> Short exercise: Gather up every line from the entries below that uses the word "Total".
....................
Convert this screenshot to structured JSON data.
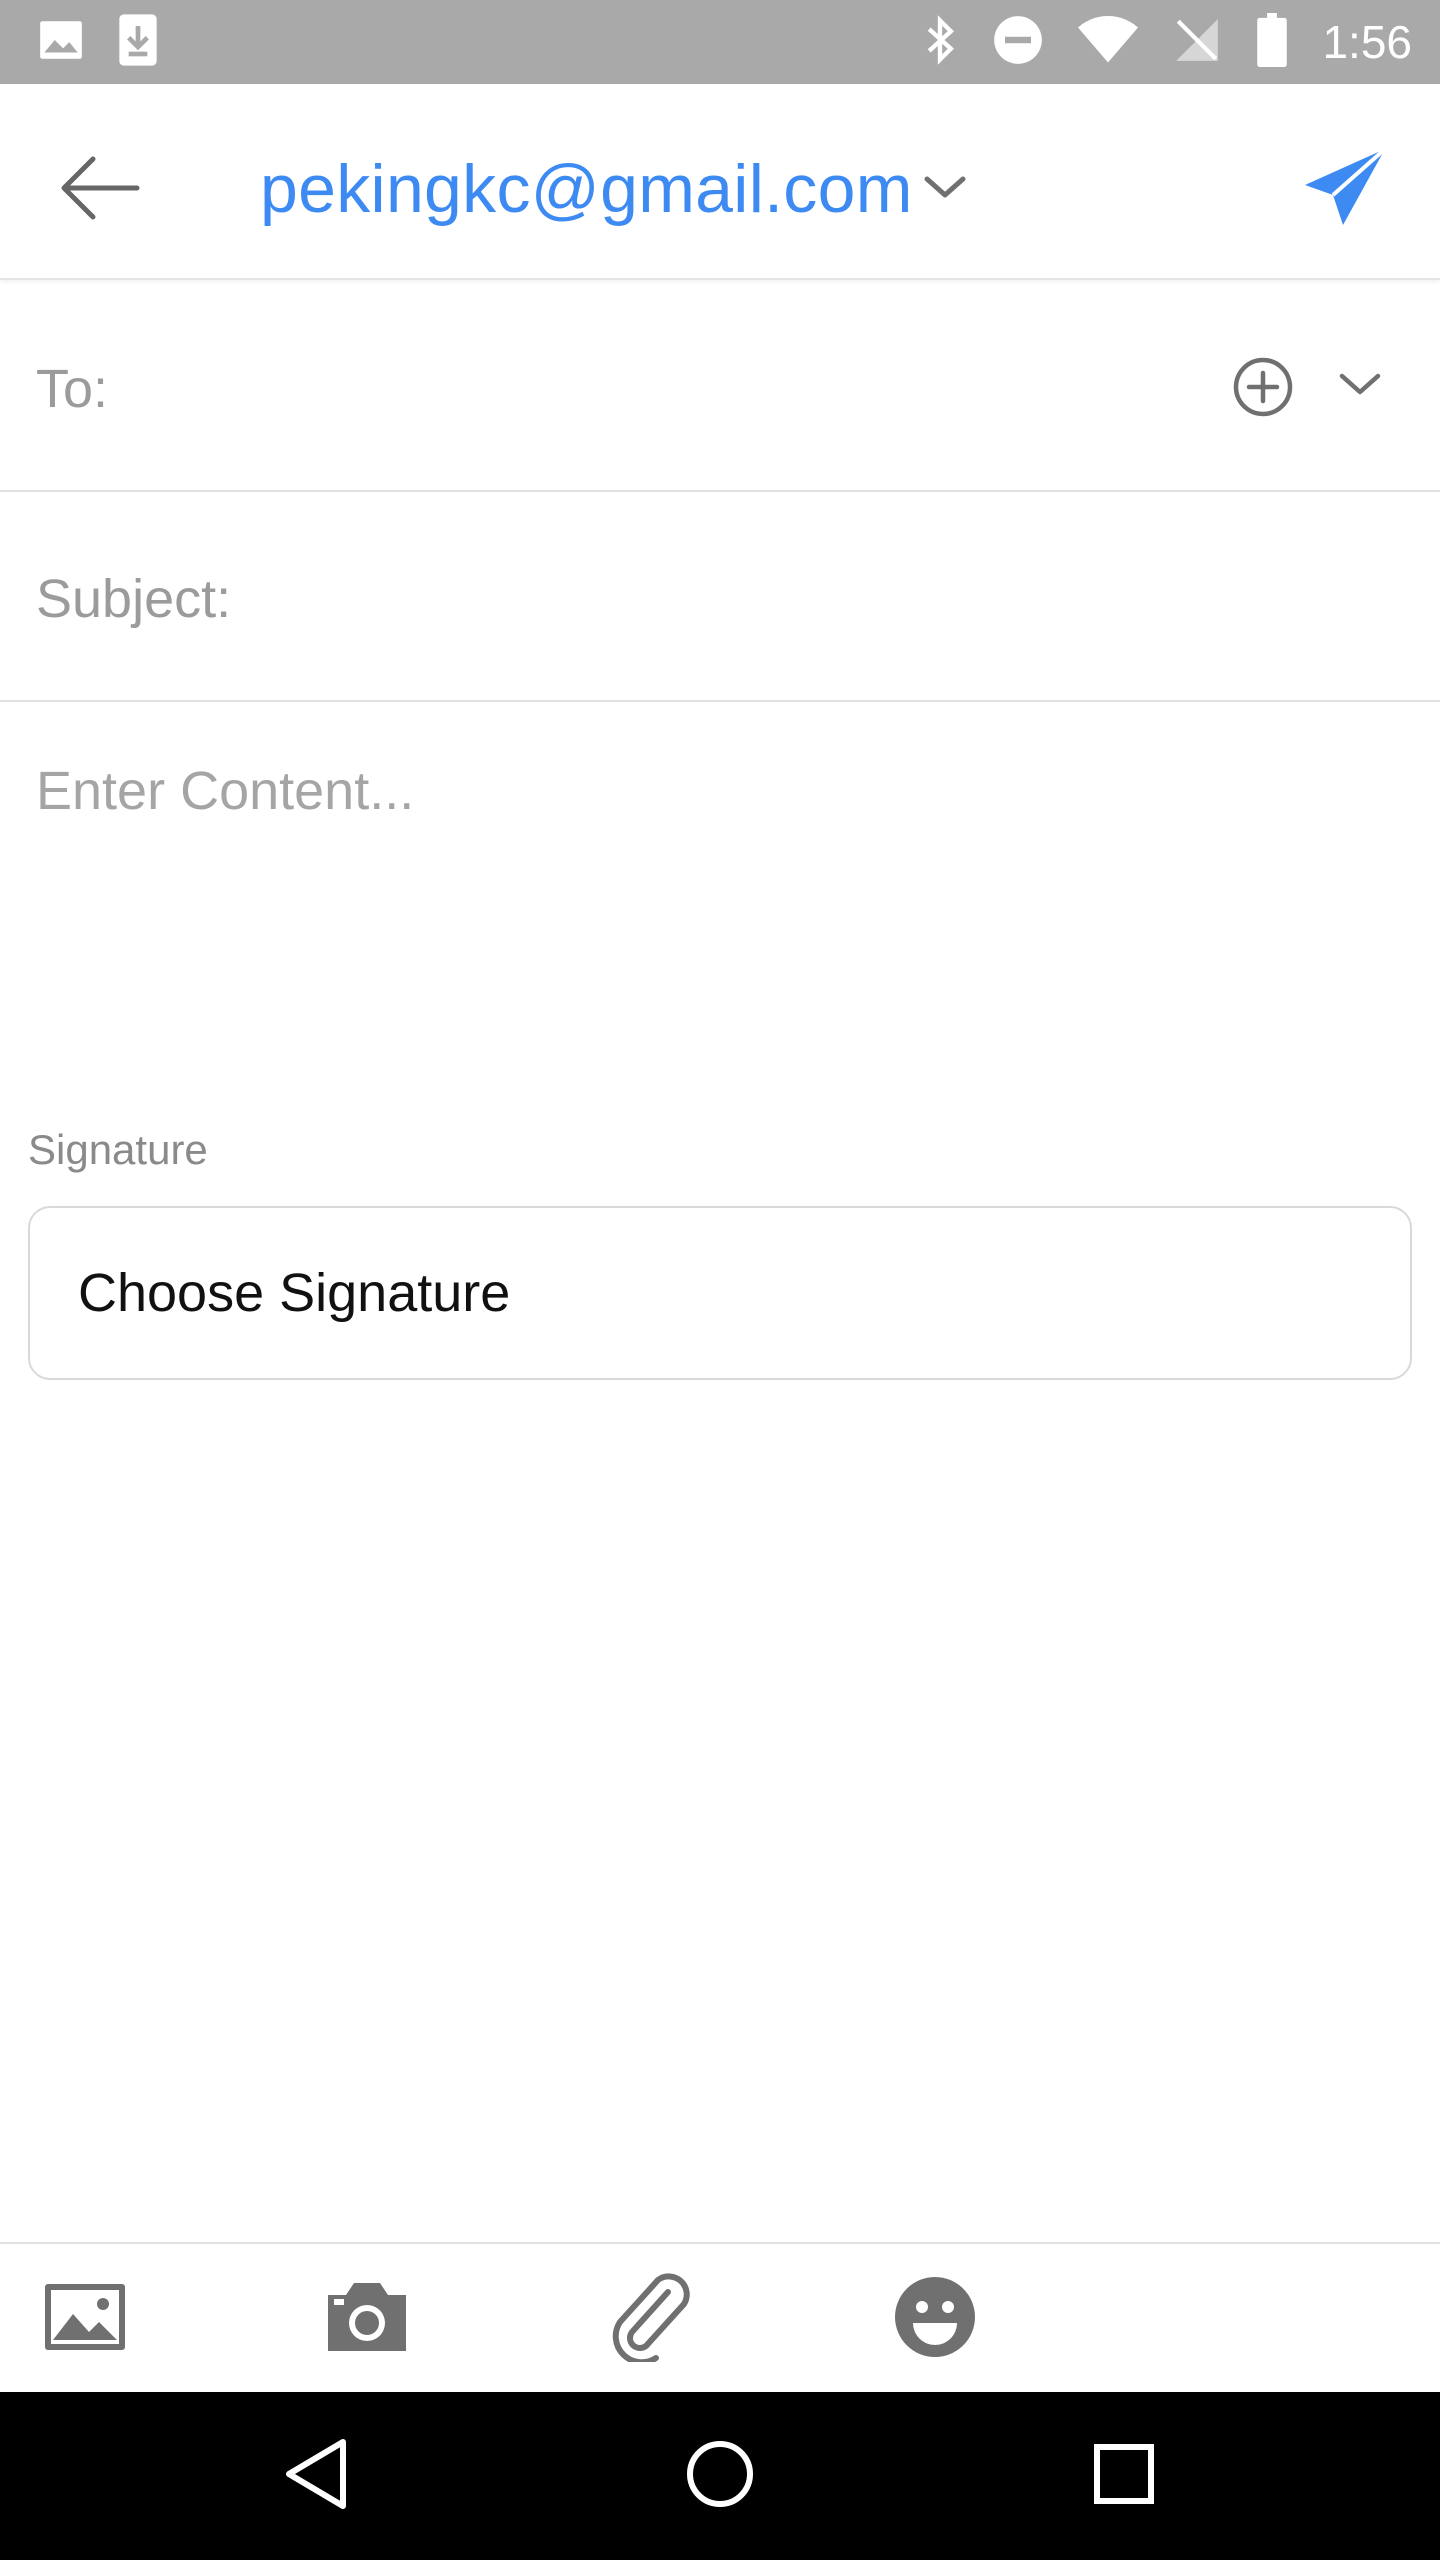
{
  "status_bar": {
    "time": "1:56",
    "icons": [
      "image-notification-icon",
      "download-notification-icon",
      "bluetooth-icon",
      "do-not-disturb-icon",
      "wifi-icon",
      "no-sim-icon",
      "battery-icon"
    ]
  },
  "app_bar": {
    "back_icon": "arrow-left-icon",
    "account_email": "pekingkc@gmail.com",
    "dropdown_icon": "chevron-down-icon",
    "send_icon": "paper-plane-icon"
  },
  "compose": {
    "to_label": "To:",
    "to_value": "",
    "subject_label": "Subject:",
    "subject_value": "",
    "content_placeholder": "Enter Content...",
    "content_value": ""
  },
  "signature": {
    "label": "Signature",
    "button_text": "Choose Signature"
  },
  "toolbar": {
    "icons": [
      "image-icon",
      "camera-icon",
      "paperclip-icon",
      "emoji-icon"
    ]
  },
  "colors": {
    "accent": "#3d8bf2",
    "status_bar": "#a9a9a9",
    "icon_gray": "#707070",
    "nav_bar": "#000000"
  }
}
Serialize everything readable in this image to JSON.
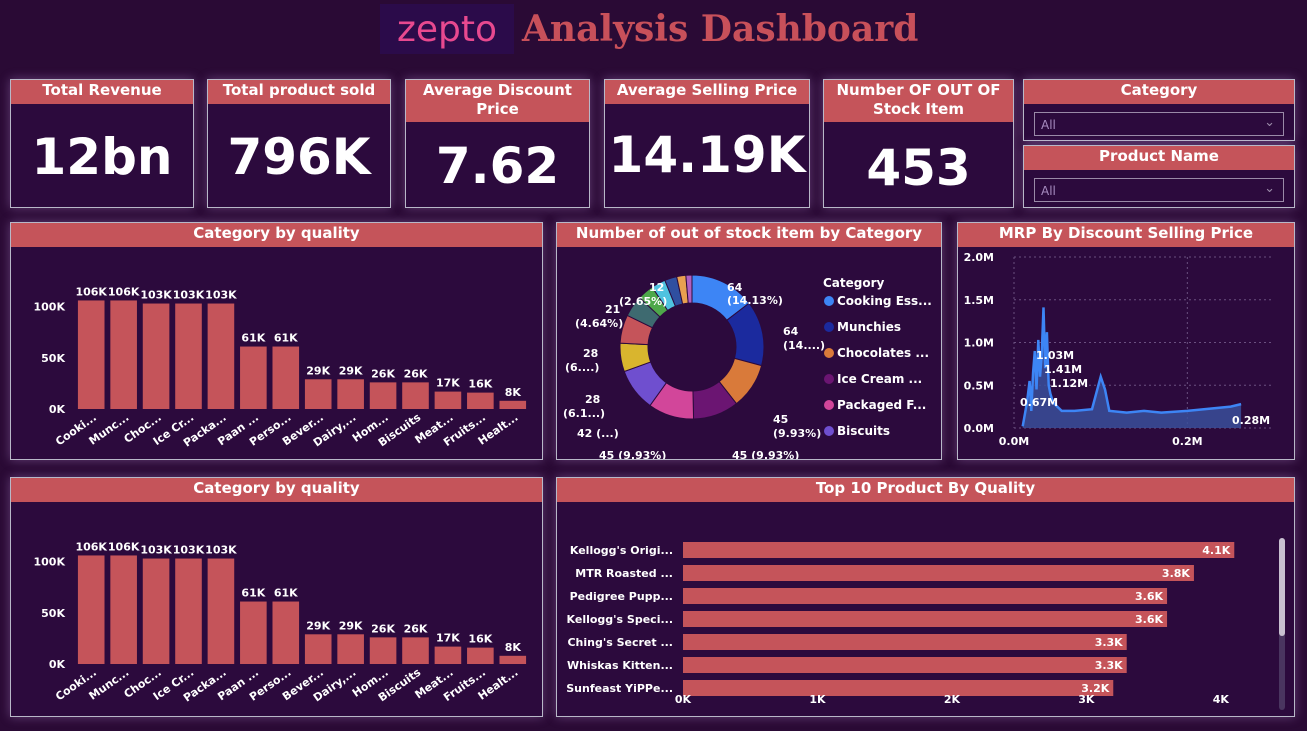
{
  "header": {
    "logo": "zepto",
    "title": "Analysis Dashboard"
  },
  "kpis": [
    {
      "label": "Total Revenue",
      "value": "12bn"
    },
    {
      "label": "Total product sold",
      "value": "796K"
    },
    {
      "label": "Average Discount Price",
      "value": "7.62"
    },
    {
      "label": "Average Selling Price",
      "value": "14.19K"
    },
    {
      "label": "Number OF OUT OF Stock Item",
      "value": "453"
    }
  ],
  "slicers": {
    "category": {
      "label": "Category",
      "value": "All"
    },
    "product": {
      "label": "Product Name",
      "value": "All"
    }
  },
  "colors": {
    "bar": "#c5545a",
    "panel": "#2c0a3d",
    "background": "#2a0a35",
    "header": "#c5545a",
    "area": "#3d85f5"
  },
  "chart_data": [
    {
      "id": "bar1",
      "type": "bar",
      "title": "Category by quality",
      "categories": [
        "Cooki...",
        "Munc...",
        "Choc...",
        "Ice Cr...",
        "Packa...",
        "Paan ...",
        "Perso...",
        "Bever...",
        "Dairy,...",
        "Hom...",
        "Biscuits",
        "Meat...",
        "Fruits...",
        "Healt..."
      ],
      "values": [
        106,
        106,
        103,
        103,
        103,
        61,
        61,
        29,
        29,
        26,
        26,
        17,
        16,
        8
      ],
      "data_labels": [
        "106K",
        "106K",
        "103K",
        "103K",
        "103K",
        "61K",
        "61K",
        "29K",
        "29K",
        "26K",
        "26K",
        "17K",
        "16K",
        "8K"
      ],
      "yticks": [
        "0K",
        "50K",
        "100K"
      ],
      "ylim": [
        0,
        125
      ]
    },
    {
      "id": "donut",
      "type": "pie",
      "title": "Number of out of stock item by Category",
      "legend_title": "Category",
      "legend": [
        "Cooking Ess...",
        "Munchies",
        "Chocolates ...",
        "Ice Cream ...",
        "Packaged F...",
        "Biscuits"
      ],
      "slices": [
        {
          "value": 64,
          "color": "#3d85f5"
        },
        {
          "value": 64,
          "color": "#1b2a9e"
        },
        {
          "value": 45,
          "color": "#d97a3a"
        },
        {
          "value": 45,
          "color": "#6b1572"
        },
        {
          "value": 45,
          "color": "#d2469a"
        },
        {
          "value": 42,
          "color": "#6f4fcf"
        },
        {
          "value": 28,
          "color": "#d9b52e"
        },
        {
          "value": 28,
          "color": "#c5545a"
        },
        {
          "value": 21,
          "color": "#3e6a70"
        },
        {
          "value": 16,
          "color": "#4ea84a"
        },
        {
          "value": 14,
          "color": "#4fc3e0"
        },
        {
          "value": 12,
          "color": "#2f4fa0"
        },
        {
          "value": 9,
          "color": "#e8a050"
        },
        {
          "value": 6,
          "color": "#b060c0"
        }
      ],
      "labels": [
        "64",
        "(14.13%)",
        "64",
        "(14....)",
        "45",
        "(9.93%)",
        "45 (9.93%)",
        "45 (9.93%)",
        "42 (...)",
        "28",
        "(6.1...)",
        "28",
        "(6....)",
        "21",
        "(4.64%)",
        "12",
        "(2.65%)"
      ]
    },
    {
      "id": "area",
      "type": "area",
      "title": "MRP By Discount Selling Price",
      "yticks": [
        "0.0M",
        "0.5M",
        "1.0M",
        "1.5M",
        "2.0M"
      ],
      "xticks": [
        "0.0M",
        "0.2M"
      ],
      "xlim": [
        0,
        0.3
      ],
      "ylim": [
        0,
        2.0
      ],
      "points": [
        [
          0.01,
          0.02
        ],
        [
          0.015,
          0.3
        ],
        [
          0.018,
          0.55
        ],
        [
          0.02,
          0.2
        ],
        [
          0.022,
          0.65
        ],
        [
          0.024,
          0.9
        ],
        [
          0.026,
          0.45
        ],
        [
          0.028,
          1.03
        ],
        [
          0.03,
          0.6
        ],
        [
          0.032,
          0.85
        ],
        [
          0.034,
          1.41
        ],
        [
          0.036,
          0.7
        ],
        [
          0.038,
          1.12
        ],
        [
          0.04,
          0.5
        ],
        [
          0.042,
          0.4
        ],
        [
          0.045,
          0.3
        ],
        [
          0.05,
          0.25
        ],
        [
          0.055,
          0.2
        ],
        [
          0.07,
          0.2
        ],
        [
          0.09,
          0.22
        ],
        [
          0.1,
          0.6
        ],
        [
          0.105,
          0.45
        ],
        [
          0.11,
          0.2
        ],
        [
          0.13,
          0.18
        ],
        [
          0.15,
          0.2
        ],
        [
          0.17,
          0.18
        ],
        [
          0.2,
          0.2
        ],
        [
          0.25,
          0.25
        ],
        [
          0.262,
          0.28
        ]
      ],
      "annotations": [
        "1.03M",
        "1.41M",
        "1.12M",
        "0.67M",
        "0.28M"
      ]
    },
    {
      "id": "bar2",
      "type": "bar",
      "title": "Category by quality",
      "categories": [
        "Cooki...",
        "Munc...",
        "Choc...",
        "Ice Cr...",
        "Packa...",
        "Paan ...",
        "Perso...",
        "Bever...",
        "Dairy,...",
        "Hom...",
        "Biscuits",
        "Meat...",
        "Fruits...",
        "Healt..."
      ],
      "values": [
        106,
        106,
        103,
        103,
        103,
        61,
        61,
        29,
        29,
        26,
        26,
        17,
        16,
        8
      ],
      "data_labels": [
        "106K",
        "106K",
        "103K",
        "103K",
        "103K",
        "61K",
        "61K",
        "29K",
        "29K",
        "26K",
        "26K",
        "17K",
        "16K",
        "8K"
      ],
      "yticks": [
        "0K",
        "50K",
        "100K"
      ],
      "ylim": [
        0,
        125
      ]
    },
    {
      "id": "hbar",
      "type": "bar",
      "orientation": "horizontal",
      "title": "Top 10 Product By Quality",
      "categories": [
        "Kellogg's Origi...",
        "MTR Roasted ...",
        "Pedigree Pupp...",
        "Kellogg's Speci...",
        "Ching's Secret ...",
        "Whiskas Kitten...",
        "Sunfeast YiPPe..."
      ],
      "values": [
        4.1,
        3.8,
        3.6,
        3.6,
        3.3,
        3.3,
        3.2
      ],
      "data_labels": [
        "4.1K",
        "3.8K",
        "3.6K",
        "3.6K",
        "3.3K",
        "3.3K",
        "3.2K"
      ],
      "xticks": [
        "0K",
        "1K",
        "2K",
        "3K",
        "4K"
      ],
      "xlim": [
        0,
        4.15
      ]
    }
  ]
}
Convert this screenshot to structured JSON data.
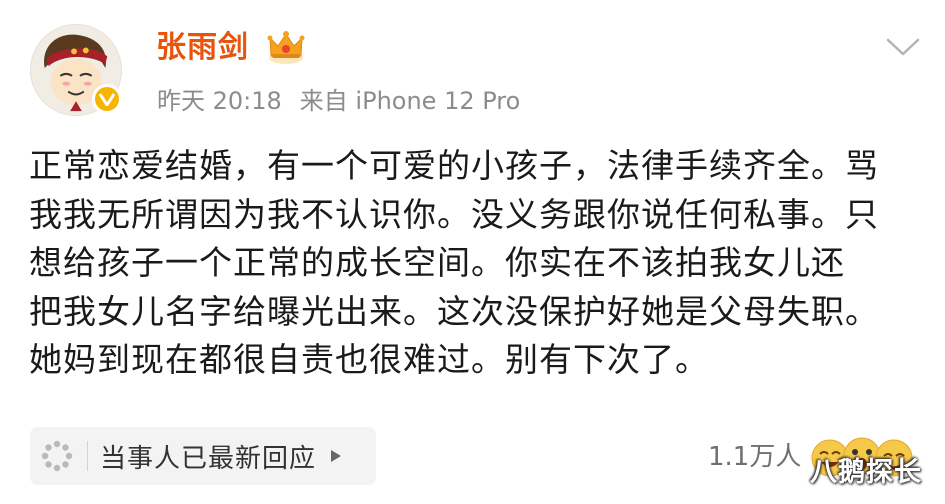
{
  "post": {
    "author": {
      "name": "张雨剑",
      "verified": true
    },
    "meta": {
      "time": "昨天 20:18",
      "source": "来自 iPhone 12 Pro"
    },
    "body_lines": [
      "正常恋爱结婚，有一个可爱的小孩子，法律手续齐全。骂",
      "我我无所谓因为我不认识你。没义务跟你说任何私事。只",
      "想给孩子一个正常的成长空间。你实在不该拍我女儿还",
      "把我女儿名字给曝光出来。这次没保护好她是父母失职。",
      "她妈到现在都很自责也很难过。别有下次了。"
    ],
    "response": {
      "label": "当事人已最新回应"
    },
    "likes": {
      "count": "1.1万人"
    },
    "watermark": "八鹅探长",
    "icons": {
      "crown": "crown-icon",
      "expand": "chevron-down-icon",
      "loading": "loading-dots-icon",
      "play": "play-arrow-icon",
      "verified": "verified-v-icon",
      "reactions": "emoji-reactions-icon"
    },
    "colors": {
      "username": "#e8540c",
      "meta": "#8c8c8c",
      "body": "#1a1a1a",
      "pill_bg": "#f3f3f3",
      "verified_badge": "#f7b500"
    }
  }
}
....................
> Task result:
      "label": "Total Revenue",
      "label": "Total product sold",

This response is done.